Objective >> In the entries below, count every line with the word "Enter". Return only the count.

=== Entries shown ===

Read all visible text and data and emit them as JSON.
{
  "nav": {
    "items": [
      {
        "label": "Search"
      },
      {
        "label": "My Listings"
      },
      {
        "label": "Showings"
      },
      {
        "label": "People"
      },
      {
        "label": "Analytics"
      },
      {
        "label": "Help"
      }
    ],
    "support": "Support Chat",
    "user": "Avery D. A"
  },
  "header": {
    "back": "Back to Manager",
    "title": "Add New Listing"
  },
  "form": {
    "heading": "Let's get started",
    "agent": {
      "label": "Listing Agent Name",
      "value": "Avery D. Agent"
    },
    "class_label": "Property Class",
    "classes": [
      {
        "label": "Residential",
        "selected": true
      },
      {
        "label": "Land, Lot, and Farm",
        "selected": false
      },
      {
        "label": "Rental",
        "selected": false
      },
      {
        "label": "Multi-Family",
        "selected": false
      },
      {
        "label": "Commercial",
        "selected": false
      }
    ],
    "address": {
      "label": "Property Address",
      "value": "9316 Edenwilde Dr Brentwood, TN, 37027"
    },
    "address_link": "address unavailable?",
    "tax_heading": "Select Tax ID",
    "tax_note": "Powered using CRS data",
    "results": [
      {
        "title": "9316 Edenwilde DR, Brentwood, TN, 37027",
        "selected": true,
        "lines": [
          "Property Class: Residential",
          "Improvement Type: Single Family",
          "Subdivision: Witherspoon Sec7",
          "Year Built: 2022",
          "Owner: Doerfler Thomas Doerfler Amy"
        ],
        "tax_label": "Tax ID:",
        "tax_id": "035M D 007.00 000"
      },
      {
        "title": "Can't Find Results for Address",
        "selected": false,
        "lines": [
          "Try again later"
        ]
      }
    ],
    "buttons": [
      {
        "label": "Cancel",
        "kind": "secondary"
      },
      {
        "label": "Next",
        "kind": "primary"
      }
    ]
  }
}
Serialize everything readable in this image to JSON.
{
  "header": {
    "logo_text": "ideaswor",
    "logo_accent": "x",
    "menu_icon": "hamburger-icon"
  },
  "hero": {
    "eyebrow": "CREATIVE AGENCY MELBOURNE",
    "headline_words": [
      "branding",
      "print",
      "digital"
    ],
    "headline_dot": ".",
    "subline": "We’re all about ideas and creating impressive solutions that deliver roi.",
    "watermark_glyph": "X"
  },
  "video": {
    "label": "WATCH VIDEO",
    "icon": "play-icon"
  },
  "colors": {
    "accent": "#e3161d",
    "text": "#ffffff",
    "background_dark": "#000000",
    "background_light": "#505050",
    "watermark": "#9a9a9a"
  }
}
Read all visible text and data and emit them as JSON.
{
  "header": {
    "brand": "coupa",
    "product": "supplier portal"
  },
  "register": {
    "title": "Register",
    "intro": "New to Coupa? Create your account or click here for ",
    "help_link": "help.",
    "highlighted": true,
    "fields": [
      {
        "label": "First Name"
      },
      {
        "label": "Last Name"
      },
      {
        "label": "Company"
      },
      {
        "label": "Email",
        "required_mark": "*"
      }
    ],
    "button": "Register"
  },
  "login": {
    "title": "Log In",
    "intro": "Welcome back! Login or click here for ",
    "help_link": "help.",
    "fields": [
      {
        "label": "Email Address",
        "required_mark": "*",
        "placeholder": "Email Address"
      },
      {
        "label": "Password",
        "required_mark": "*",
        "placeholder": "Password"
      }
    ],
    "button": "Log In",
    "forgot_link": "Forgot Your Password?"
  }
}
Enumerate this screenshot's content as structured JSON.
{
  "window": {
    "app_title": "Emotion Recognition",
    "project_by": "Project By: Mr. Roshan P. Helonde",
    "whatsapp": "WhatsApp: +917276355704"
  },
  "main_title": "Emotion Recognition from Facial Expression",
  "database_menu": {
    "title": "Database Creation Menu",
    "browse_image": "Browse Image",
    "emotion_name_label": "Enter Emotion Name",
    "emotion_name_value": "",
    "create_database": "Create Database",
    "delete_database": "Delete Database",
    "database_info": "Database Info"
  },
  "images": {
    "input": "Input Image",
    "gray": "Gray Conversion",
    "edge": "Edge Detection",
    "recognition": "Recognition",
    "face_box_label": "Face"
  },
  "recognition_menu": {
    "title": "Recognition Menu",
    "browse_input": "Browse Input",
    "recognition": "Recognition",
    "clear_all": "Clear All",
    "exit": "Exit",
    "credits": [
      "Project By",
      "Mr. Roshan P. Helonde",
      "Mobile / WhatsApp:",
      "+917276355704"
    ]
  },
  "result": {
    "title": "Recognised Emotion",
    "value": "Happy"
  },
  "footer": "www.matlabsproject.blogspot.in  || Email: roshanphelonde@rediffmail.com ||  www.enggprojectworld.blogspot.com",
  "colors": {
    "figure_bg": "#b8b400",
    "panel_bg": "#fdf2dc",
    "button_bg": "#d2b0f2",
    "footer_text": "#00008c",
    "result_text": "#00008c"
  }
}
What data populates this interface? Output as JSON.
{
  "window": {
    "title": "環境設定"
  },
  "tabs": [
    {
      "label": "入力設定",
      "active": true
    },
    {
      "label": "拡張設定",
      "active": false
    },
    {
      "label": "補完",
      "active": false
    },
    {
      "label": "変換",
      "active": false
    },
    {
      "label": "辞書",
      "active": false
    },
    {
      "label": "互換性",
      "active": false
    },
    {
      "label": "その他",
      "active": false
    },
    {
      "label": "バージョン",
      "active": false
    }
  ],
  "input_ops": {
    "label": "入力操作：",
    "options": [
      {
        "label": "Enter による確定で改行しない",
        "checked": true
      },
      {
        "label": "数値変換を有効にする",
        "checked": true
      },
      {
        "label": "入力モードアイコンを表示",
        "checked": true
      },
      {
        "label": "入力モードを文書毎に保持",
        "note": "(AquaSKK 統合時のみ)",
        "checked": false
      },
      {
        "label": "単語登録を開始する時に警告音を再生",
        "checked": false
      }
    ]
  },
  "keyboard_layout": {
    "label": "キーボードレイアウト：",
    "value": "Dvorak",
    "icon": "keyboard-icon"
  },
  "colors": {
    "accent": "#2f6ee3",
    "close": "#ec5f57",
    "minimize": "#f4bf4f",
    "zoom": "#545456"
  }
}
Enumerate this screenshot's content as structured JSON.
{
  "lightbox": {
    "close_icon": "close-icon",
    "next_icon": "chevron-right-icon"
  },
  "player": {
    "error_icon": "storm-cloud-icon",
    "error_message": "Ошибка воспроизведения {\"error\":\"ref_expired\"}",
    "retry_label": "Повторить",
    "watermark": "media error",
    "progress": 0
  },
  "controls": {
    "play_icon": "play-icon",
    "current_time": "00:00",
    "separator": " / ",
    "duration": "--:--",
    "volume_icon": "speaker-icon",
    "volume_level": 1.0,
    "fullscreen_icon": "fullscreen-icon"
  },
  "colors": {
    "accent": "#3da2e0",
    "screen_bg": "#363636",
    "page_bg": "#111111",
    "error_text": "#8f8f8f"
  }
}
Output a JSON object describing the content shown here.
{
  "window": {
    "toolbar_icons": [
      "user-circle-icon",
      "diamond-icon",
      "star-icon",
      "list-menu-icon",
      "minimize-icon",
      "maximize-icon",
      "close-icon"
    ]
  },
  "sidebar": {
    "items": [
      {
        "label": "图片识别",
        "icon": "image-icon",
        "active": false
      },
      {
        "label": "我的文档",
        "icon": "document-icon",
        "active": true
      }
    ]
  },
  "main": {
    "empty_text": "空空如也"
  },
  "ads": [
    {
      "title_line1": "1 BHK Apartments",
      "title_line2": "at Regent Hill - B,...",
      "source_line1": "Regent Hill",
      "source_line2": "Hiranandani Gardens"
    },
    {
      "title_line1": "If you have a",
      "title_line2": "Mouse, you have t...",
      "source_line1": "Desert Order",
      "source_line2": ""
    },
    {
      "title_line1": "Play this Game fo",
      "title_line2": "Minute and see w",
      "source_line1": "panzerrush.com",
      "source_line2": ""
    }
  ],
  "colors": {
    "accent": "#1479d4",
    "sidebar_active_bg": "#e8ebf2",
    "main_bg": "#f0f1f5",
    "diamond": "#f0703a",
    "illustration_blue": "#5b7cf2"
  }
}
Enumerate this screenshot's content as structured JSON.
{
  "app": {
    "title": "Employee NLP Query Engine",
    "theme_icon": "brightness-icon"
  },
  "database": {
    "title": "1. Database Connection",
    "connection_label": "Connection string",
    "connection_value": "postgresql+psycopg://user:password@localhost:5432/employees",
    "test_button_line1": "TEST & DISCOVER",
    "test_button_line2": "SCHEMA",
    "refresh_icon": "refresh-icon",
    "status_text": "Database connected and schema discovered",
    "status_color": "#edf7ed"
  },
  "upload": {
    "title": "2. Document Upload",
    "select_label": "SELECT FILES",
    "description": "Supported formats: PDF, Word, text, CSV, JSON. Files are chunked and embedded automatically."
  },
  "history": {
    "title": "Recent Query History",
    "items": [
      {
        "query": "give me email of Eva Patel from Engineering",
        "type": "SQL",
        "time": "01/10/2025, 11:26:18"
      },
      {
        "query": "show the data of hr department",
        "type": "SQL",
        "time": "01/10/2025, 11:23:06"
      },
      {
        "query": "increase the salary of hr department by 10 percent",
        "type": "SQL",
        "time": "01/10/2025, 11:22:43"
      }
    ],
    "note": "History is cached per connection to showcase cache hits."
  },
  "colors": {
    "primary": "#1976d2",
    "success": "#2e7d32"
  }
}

===

The solution >> 2